__Exercise objective__: From the records, pick out and copy each line containing "both".
# # #
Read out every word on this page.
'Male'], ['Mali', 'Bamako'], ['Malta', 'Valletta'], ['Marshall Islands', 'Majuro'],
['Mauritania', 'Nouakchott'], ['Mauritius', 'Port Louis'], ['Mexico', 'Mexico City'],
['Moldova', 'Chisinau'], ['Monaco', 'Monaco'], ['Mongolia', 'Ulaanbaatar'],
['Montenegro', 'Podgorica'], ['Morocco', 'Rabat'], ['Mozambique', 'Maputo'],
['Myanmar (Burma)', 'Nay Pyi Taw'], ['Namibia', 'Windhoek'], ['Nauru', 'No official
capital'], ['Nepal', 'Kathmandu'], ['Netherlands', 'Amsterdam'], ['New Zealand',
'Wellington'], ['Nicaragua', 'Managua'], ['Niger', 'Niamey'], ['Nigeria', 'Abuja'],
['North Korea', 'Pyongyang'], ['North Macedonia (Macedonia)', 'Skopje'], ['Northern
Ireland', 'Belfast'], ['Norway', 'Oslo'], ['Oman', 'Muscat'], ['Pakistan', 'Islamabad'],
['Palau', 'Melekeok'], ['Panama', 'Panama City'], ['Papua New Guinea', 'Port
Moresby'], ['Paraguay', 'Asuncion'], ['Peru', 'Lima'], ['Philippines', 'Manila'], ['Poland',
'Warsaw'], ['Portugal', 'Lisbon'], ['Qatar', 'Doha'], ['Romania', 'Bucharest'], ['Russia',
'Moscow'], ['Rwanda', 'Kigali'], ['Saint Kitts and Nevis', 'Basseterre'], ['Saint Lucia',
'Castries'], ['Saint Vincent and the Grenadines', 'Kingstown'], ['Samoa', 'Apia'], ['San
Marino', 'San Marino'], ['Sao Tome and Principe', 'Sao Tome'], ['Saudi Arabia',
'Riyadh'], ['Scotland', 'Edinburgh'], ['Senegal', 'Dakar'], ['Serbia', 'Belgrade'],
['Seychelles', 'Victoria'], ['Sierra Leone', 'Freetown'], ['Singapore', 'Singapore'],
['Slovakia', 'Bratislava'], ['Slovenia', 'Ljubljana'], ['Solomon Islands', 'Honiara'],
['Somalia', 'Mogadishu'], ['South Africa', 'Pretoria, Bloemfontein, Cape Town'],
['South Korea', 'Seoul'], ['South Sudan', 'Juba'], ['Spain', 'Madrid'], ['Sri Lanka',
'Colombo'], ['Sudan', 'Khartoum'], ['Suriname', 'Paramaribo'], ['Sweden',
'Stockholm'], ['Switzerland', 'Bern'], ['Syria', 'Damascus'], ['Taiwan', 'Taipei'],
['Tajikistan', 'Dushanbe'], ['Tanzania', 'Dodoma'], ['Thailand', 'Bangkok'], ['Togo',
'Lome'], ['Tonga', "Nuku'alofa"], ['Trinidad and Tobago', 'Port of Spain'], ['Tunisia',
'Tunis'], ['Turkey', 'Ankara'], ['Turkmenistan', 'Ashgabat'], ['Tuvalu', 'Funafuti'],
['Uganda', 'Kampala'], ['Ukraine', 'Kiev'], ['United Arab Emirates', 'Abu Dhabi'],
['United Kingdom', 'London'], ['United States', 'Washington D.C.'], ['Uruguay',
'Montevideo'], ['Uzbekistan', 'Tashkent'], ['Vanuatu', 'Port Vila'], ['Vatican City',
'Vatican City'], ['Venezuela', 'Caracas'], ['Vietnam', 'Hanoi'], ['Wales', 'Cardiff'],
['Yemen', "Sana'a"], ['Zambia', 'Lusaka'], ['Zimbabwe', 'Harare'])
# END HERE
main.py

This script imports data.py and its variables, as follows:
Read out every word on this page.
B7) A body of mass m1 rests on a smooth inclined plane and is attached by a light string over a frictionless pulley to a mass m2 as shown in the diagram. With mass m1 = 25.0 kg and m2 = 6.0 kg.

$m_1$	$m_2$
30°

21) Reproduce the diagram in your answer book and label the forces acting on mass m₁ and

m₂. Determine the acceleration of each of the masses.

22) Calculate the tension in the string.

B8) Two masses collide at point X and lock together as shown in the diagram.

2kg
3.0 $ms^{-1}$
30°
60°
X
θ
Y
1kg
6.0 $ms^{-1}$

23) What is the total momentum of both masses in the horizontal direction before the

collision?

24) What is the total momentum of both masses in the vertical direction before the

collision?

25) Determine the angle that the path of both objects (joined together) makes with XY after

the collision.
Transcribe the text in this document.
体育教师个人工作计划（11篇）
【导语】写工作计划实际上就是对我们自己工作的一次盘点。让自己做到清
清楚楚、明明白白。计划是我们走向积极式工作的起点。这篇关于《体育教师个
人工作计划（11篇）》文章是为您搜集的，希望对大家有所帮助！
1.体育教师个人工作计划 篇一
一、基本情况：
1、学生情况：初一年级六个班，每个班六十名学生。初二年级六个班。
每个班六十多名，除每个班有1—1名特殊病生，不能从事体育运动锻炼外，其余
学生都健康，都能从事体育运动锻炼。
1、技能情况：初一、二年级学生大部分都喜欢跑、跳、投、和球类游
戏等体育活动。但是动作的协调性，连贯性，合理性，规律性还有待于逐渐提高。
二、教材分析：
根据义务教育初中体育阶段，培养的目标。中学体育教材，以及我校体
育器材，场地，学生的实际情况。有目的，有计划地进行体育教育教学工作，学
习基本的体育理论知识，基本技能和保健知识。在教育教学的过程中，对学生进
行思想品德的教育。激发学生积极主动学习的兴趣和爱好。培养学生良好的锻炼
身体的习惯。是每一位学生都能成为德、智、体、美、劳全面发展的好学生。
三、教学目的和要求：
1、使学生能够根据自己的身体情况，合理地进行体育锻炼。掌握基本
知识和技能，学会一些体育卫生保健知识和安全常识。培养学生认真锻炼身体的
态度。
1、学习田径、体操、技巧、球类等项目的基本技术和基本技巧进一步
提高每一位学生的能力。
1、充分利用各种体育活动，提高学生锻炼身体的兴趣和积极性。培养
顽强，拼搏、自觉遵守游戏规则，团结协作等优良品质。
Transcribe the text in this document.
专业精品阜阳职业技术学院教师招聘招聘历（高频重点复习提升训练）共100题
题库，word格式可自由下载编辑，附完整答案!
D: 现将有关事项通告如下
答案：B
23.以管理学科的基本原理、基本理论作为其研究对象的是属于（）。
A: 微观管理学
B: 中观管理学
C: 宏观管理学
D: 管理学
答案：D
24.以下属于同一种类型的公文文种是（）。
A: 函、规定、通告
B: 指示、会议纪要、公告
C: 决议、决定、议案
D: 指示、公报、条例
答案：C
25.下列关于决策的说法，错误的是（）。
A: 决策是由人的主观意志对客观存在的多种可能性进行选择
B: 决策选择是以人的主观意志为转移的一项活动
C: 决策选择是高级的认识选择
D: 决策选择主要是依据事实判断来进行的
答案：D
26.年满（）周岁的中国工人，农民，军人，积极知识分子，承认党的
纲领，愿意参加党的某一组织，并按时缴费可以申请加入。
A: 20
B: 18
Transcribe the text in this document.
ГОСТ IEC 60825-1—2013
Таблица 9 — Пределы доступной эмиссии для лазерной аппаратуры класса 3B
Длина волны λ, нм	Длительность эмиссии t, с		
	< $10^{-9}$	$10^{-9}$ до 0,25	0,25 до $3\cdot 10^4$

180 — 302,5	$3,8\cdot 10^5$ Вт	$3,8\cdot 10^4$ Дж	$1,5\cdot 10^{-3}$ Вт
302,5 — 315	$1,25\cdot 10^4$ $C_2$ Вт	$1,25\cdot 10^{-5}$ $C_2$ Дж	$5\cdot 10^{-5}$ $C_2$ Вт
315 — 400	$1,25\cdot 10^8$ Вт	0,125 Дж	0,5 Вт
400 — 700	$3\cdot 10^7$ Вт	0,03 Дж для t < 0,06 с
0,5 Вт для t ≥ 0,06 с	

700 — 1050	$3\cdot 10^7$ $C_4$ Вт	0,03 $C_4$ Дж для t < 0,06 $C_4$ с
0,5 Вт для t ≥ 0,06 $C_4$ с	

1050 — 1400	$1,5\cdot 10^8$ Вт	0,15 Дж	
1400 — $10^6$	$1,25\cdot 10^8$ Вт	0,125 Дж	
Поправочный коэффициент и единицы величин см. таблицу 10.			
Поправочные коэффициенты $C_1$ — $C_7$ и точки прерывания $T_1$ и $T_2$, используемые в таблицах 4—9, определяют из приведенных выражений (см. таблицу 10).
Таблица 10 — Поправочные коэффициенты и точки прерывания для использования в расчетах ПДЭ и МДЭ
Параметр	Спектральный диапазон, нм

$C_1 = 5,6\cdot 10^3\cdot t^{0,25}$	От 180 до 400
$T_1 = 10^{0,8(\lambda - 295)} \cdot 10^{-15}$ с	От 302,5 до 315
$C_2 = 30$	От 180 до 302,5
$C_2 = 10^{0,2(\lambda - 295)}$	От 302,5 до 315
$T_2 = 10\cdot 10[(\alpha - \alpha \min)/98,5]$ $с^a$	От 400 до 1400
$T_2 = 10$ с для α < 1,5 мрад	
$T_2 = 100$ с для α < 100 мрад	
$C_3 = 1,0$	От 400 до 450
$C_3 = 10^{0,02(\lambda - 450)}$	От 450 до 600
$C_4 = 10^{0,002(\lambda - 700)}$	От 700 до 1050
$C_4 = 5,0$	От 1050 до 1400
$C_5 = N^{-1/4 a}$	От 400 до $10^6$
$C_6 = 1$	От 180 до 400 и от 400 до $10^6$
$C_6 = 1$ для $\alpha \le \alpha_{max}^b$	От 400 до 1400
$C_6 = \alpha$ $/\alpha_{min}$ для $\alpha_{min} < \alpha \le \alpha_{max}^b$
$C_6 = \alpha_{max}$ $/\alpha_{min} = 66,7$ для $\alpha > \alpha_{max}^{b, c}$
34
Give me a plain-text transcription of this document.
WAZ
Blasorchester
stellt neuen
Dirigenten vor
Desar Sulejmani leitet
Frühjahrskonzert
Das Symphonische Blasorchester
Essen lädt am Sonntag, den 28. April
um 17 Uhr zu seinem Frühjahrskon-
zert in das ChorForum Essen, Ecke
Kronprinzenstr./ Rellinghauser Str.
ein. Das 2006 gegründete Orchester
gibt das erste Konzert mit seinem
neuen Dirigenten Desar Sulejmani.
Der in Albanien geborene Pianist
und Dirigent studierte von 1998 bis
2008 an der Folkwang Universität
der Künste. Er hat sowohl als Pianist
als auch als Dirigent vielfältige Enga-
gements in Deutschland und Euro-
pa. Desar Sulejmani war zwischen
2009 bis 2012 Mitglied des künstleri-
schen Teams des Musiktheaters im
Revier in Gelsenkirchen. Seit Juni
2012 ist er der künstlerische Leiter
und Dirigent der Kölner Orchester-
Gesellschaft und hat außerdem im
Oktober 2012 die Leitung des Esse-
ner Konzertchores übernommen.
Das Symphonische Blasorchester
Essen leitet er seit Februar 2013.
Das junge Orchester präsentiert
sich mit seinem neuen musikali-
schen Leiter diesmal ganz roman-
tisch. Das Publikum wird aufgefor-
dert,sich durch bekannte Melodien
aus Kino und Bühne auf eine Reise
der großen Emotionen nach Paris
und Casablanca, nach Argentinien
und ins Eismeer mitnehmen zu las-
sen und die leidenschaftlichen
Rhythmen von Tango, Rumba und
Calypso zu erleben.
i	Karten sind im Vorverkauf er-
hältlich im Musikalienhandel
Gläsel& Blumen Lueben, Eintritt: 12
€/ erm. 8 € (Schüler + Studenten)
# # #
__Solution below__:
23) What is the total momentum of both masses in the horizontal direction before the
24) What is the total momentum of both masses in the vertical direction before the
25) Determine the angle that the path of both objects (joined together) makes with XY after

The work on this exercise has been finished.